▸ **Records supplied**:
---+---
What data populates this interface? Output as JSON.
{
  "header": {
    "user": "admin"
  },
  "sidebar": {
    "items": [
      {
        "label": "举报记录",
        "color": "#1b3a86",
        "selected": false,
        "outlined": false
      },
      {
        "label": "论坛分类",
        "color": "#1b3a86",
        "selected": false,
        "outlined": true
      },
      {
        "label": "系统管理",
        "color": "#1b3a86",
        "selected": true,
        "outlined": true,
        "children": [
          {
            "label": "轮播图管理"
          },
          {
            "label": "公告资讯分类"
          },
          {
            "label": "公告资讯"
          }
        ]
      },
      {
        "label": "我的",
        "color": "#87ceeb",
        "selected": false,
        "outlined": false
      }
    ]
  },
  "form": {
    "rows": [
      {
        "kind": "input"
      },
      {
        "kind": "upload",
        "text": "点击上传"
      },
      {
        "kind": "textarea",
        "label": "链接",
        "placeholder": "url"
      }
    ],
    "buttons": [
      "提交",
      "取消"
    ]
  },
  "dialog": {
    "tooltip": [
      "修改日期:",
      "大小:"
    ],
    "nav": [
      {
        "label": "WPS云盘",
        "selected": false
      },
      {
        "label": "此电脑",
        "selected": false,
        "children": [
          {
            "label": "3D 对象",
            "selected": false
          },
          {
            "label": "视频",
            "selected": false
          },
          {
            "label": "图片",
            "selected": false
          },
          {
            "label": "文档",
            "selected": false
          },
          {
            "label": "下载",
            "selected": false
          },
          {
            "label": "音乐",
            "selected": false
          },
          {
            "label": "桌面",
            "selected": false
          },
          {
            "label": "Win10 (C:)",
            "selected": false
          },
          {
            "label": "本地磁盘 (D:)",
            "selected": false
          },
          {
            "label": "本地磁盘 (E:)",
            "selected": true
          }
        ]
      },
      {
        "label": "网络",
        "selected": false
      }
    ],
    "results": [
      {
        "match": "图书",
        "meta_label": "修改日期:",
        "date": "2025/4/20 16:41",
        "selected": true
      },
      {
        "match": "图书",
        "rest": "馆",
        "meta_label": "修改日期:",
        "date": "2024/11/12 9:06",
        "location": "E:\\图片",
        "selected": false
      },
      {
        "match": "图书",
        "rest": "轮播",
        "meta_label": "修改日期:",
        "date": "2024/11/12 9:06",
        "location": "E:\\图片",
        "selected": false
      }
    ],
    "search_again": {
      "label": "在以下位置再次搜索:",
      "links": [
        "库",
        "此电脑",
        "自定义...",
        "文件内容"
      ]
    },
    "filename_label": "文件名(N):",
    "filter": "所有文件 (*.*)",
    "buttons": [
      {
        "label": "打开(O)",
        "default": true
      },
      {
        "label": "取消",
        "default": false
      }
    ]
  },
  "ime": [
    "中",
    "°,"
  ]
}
---+---
▸ **What this task involves**: Pick out the lines above containing the word "kind", then copy them.

▸ **Finished exercise**:
        "kind": "input"
        "kind": "upload",
        "kind": "textarea",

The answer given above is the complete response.